• What is being asked: Establish how many lines in the material include the string "this" and report it as a lone number.

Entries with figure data
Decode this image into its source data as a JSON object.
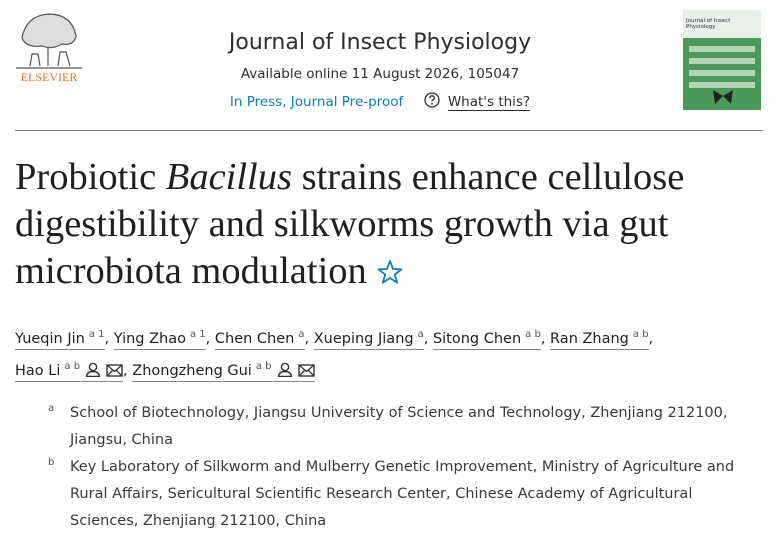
{
  "header": {
    "publisher": "ELSEVIER",
    "journal": "Journal of Insect Physiology",
    "available": "Available online 11 August 2026, 105047",
    "status": "In Press, Journal Pre-proof",
    "help": "What's this?",
    "cover_title": "Journal of Insect Physiology"
  },
  "article": {
    "title_parts": [
      {
        "text": "Probiotic "
      },
      {
        "text": "Bacillus",
        "italic": true
      },
      {
        "text": " strains enhance cellulose digestibility and silkworms growth via gut microbiota modulation"
      }
    ],
    "separator": ",",
    "authors": [
      {
        "name": "Yueqin Jin",
        "sup": "a 1"
      },
      {
        "name": "Ying Zhao",
        "sup": "a 1"
      },
      {
        "name": "Chen Chen",
        "sup": "a"
      },
      {
        "name": "Xueping Jiang",
        "sup": "a"
      },
      {
        "name": "Sitong Chen",
        "sup": "a b"
      },
      {
        "name": "Ran Zhang",
        "sup": "a b"
      },
      {
        "name": "Hao Li",
        "sup": "a b",
        "corresponding": true
      },
      {
        "name": "Zhongzheng Gui",
        "sup": "a b",
        "corresponding": true
      }
    ],
    "affiliations": [
      {
        "label": "a",
        "text": "School of Biotechnology, Jiangsu University of Science and Technology, Zhenjiang 212100, Jiangsu, China"
      },
      {
        "label": "b",
        "text": "Key Laboratory of Silkworm and Mulberry Genetic Improvement, Ministry of Agriculture and Rural Affairs, Sericultural Scientific Research Center, Chinese Academy of Agricultural Sciences, Zhenjiang 212100, China"
      }
    ]
  }
}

• Full answer: 2